> [TASK TO CARRY OUT]: Reproduce the entries below with every occurrence of "legend-swatch" swapped for "legend-marker", leaving everything else unchanged and omitting the pictures.
════════
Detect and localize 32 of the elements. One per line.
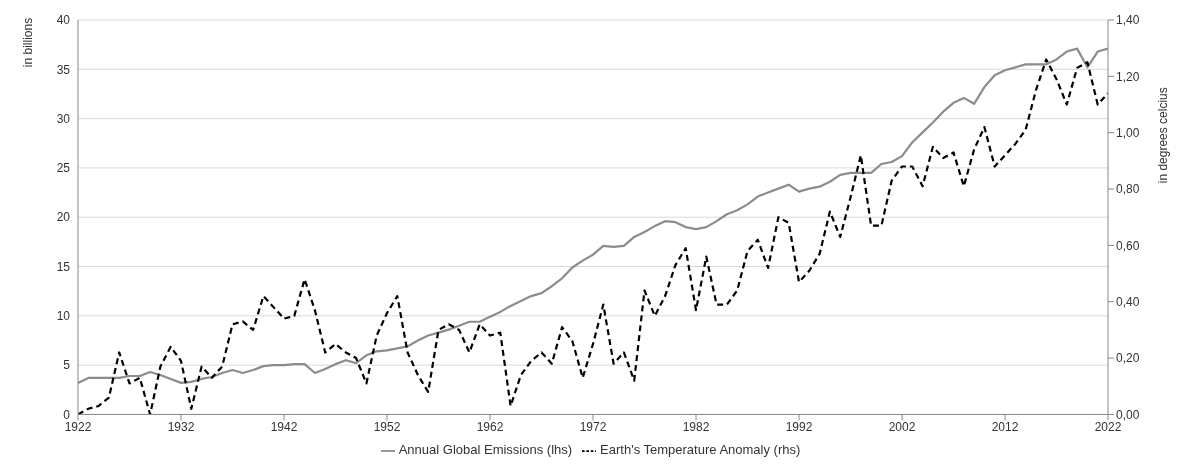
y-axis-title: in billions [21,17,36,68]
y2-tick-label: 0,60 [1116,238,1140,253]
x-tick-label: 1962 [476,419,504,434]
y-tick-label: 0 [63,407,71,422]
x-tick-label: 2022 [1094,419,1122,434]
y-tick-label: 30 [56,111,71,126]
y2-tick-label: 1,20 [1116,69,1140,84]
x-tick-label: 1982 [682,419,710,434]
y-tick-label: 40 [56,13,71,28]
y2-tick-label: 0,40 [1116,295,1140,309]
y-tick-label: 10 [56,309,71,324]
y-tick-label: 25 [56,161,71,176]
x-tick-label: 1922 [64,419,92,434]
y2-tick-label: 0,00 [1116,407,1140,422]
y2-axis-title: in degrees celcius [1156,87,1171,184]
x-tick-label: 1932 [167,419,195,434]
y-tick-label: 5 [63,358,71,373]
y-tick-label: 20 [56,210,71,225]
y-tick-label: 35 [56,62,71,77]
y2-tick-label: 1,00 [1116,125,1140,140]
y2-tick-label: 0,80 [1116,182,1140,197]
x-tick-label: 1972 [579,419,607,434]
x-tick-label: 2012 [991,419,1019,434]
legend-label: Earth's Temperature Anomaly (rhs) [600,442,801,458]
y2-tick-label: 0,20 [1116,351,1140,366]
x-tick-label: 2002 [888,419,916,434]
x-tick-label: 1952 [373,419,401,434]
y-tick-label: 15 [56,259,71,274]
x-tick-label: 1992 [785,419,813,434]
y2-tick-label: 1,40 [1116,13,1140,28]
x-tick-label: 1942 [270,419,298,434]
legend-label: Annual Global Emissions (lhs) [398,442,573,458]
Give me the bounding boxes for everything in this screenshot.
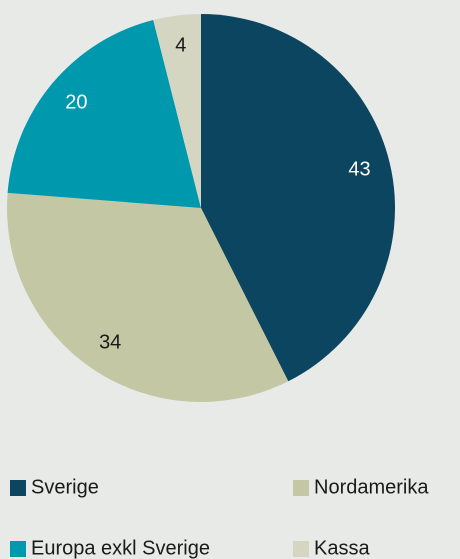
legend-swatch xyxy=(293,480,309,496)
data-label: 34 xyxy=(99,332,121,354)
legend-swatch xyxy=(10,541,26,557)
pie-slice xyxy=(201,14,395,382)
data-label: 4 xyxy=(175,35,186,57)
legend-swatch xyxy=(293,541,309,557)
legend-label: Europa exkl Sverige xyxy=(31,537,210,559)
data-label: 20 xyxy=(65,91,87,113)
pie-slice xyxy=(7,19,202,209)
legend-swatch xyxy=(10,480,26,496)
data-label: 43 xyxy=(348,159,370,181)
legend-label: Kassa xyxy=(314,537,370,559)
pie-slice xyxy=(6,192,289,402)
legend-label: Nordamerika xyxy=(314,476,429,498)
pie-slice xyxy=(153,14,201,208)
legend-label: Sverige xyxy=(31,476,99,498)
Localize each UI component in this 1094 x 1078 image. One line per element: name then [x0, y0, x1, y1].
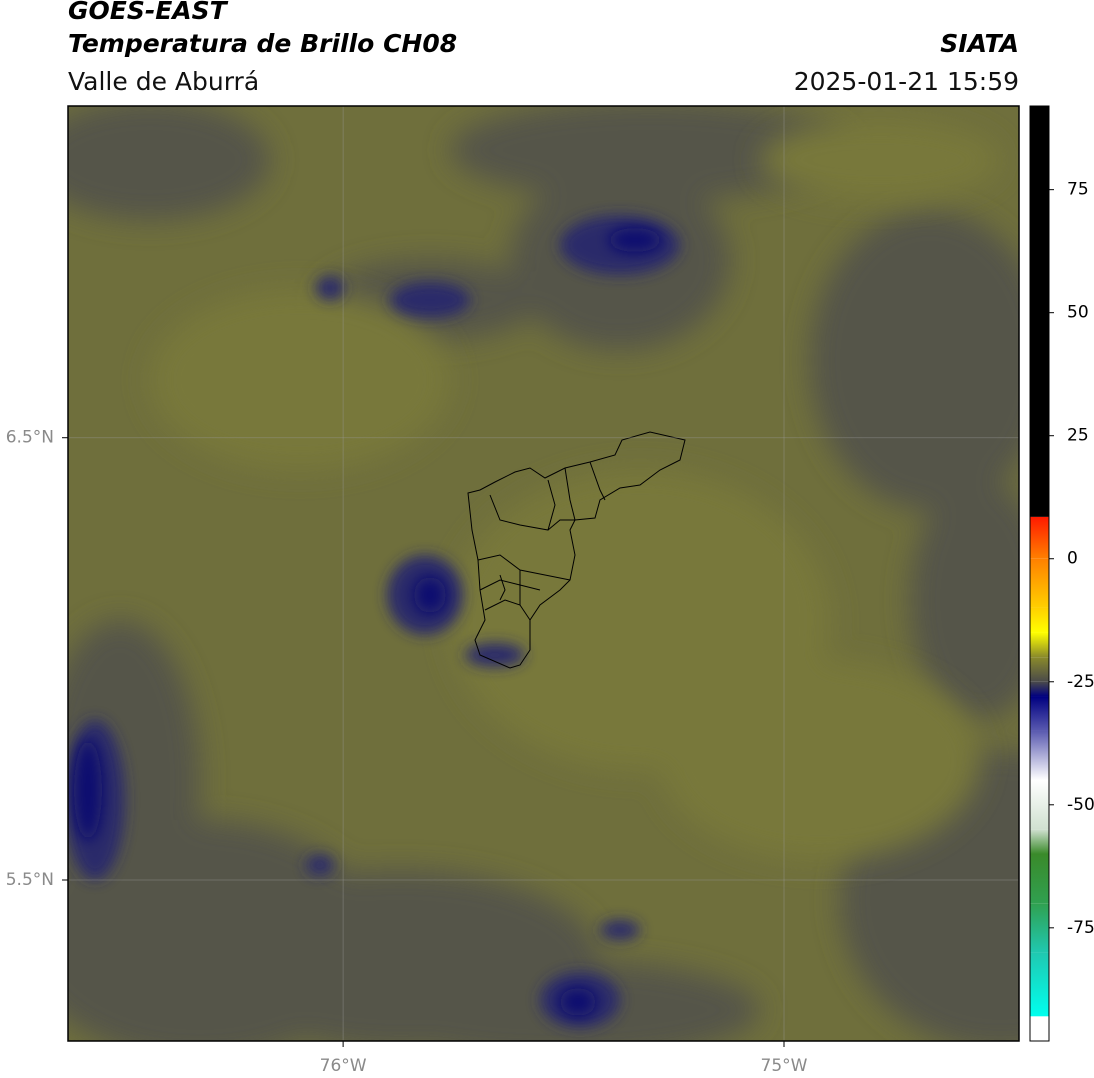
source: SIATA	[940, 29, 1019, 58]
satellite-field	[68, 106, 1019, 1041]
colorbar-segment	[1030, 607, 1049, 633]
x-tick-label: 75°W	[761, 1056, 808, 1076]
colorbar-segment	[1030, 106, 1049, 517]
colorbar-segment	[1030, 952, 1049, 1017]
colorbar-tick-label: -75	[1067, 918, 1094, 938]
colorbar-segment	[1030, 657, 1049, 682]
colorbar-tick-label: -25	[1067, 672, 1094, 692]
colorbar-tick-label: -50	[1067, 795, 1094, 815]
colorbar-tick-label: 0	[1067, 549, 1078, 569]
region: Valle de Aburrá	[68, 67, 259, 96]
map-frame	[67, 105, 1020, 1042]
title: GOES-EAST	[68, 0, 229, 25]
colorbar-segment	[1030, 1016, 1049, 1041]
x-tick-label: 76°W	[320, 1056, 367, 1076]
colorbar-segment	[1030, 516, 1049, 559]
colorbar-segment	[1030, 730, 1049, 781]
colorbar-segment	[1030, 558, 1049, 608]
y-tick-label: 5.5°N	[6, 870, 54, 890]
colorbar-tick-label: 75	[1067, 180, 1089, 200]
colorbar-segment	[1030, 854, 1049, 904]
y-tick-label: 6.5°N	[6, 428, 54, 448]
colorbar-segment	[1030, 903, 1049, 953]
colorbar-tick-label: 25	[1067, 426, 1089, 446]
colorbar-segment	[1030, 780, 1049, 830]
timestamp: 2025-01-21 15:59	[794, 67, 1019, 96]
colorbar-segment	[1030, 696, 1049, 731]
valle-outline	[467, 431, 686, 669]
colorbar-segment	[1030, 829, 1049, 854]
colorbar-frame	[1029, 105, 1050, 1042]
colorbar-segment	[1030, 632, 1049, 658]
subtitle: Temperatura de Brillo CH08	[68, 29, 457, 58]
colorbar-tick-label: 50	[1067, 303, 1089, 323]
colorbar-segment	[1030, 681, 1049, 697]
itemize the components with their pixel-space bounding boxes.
════════
> [EXERCISE RESPONSE]:
Detect and localize 32 of the elements. One per line.
y-axis-title: in billions [21,17,36,68]
y2-tick-label: 0,60 [1116,238,1140,253]
x-tick-label: 1962 [476,419,504,434]
y-tick-label: 0 [63,407,71,422]
x-tick-label: 2022 [1094,419,1122,434]
y-tick-label: 30 [56,111,71,126]
y2-tick-label: 1,20 [1116,69,1140,84]
x-tick-label: 1982 [682,419,710,434]
y-tick-label: 40 [56,13,71,28]
y2-tick-label: 0,40 [1116,295,1140,309]
y-tick-label: 10 [56,309,71,324]
y-tick-label: 25 [56,161,71,176]
x-tick-label: 1922 [64,419,92,434]
y2-tick-label: 0,00 [1116,407,1140,422]
y2-axis-title: in degrees celcius [1156,87,1171,184]
x-tick-label: 1932 [167,419,195,434]
y-tick-label: 5 [63,358,71,373]
y-tick-label: 20 [56,210,71,225]
y-tick-label: 35 [56,62,71,77]
y2-tick-label: 1,00 [1116,125,1140,140]
y2-tick-label: 0,80 [1116,182,1140,197]
x-tick-label: 1972 [579,419,607,434]
x-tick-label: 2012 [991,419,1019,434]
legend-label: Earth's Temperature Anomaly (rhs) [600,442,801,458]
y2-tick-label: 0,20 [1116,351,1140,366]
x-tick-label: 2002 [888,419,916,434]
x-tick-label: 1952 [373,419,401,434]
y-tick-label: 15 [56,259,71,274]
x-tick-label: 1992 [785,419,813,434]
y2-tick-label: 1,40 [1116,13,1140,28]
x-tick-label: 1942 [270,419,298,434]
legend-label: Annual Global Emissions (lhs) [398,442,573,458]
Give me the bounding boxes for everything in this screenshot.
legend-marker xyxy=(293,480,309,496)
data-label: 34 xyxy=(99,332,121,354)
legend-marker xyxy=(10,541,26,557)
pie-slice xyxy=(201,14,395,382)
data-label: 4 xyxy=(175,35,186,57)
legend-marker xyxy=(293,541,309,557)
legend-label: Europa exkl Sverige xyxy=(31,537,210,559)
data-label: 20 xyxy=(65,91,87,113)
pie-slice xyxy=(7,19,202,209)
legend-marker xyxy=(10,480,26,496)
data-label: 43 xyxy=(348,159,370,181)
legend-label: Kassa xyxy=(314,537,370,559)
pie-slice xyxy=(6,192,289,402)
legend-label: Nordamerika xyxy=(314,476,429,498)
pie-slice xyxy=(153,14,201,208)
legend-label: Sverige xyxy=(31,476,99,498)
Localize each UI component in this 1094 x 1078 image. One line per element: name then [x0, y0, x1, y1].
source: SIATA	[940, 29, 1019, 58]
satellite-field	[68, 106, 1019, 1041]
colorbar-segment	[1030, 607, 1049, 633]
x-tick-label: 75°W	[761, 1056, 808, 1076]
colorbar-segment	[1030, 106, 1049, 517]
colorbar-segment	[1030, 952, 1049, 1017]
colorbar-tick-label: -75	[1067, 918, 1094, 938]
colorbar-segment	[1030, 657, 1049, 682]
colorbar-tick-label: -25	[1067, 672, 1094, 692]
colorbar-tick-label: -50	[1067, 795, 1094, 815]
colorbar-tick-label: 0	[1067, 549, 1078, 569]
region: Valle de Aburrá	[68, 67, 259, 96]
map-frame	[67, 105, 1020, 1042]
title: GOES-EAST	[68, 0, 229, 25]
colorbar-segment	[1030, 1016, 1049, 1041]
x-tick-label: 76°W	[320, 1056, 367, 1076]
colorbar-segment	[1030, 516, 1049, 559]
colorbar-segment	[1030, 730, 1049, 781]
colorbar-segment	[1030, 558, 1049, 608]
y-tick-label: 5.5°N	[6, 870, 54, 890]
colorbar-tick-label: 75	[1067, 180, 1089, 200]
colorbar-segment	[1030, 854, 1049, 904]
y-tick-label: 6.5°N	[6, 428, 54, 448]
colorbar-segment	[1030, 903, 1049, 953]
colorbar-tick-label: 25	[1067, 426, 1089, 446]
colorbar-segment	[1030, 780, 1049, 830]
timestamp: 2025-01-21 15:59	[794, 67, 1019, 96]
colorbar-segment	[1030, 696, 1049, 731]
valle-outline	[467, 431, 686, 669]
colorbar-segment	[1030, 829, 1049, 854]
colorbar-frame	[1029, 105, 1050, 1042]
colorbar-segment	[1030, 632, 1049, 658]
subtitle: Temperatura de Brillo CH08	[68, 29, 457, 58]
colorbar-tick-label: 50	[1067, 303, 1089, 323]
colorbar-segment	[1030, 681, 1049, 697]
itemize the components with their pixel-space bounding boxes.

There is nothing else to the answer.